_WHAT IS EXPECTED_: Gather every line holding the string "text".

_DATASET RECORDS_:
-.-.-
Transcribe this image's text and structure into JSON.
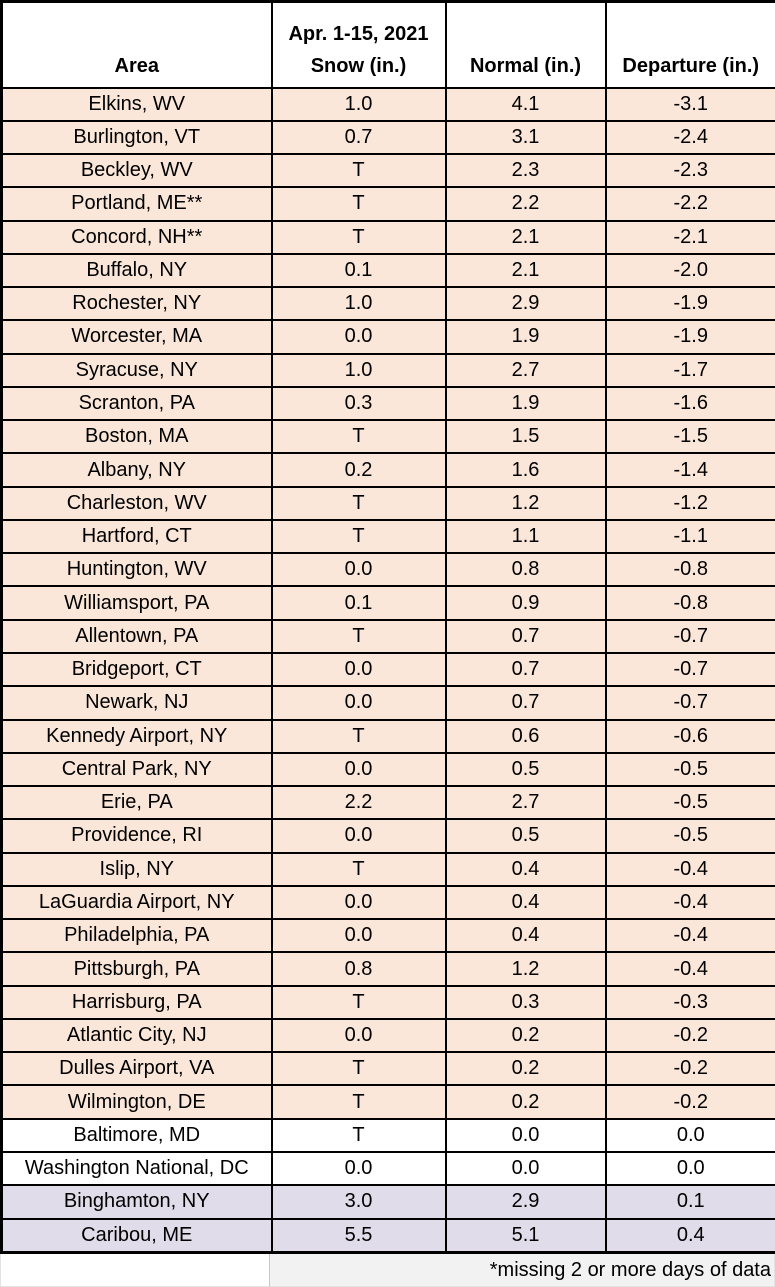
{
  "table": {
    "headers": {
      "area": "Area",
      "snow_line1": "Apr. 1-15, 2021",
      "snow_line2": "Snow (in.)",
      "normal": "Normal (in.)",
      "departure": "Departure (in.)"
    },
    "footnote": "*missing 2 or more days of data"
  },
  "colors": {
    "deficit_row_bg": "#fae7d9",
    "zero_row_bg": "#ffffff",
    "surplus_row_bg": "#e0dcea",
    "footer_bg": "#f2f2f2",
    "border": "#000000",
    "text": "#000000"
  },
  "chart_data": {
    "type": "table",
    "columns": [
      "Area",
      "Apr. 1-15, 2021 Snow (in.)",
      "Normal (in.)",
      "Departure (in.)"
    ],
    "rows": [
      [
        "Elkins, WV",
        "1.0",
        "4.1",
        "-3.1"
      ],
      [
        "Burlington, VT",
        "0.7",
        "3.1",
        "-2.4"
      ],
      [
        "Beckley, WV",
        "T",
        "2.3",
        "-2.3"
      ],
      [
        "Portland, ME**",
        "T",
        "2.2",
        "-2.2"
      ],
      [
        "Concord, NH**",
        "T",
        "2.1",
        "-2.1"
      ],
      [
        "Buffalo, NY",
        "0.1",
        "2.1",
        "-2.0"
      ],
      [
        "Rochester, NY",
        "1.0",
        "2.9",
        "-1.9"
      ],
      [
        "Worcester, MA",
        "0.0",
        "1.9",
        "-1.9"
      ],
      [
        "Syracuse, NY",
        "1.0",
        "2.7",
        "-1.7"
      ],
      [
        "Scranton, PA",
        "0.3",
        "1.9",
        "-1.6"
      ],
      [
        "Boston, MA",
        "T",
        "1.5",
        "-1.5"
      ],
      [
        "Albany, NY",
        "0.2",
        "1.6",
        "-1.4"
      ],
      [
        "Charleston, WV",
        "T",
        "1.2",
        "-1.2"
      ],
      [
        "Hartford, CT",
        "T",
        "1.1",
        "-1.1"
      ],
      [
        "Huntington, WV",
        "0.0",
        "0.8",
        "-0.8"
      ],
      [
        "Williamsport, PA",
        "0.1",
        "0.9",
        "-0.8"
      ],
      [
        "Allentown, PA",
        "T",
        "0.7",
        "-0.7"
      ],
      [
        "Bridgeport, CT",
        "0.0",
        "0.7",
        "-0.7"
      ],
      [
        "Newark, NJ",
        "0.0",
        "0.7",
        "-0.7"
      ],
      [
        "Kennedy Airport, NY",
        "T",
        "0.6",
        "-0.6"
      ],
      [
        "Central Park, NY",
        "0.0",
        "0.5",
        "-0.5"
      ],
      [
        "Erie, PA",
        "2.2",
        "2.7",
        "-0.5"
      ],
      [
        "Providence, RI",
        "0.0",
        "0.5",
        "-0.5"
      ],
      [
        "Islip, NY",
        "T",
        "0.4",
        "-0.4"
      ],
      [
        "LaGuardia Airport, NY",
        "0.0",
        "0.4",
        "-0.4"
      ],
      [
        "Philadelphia, PA",
        "0.0",
        "0.4",
        "-0.4"
      ],
      [
        "Pittsburgh, PA",
        "0.8",
        "1.2",
        "-0.4"
      ],
      [
        "Harrisburg, PA",
        "T",
        "0.3",
        "-0.3"
      ],
      [
        "Atlantic City, NJ",
        "0.0",
        "0.2",
        "-0.2"
      ],
      [
        "Dulles Airport, VA",
        "T",
        "0.2",
        "-0.2"
      ],
      [
        "Wilmington, DE",
        "T",
        "0.2",
        "-0.2"
      ],
      [
        "Baltimore, MD",
        "T",
        "0.0",
        "0.0"
      ],
      [
        "Washington National, DC",
        "0.0",
        "0.0",
        "0.0"
      ],
      [
        "Binghamton, NY",
        "3.0",
        "2.9",
        "0.1"
      ],
      [
        "Caribou, ME",
        "5.5",
        "5.1",
        "0.4"
      ]
    ],
    "footnote": "*missing 2 or more days of data",
    "legend_note_colors": {
      "below_normal": "#fae7d9",
      "zero_departure": "#ffffff",
      "above_normal": "#e0dcea"
    }
  }
}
-.-.-
_SOLVED EXERCISE_:
Transcribe this image's text and structure into JSON.
    "text": "#000000"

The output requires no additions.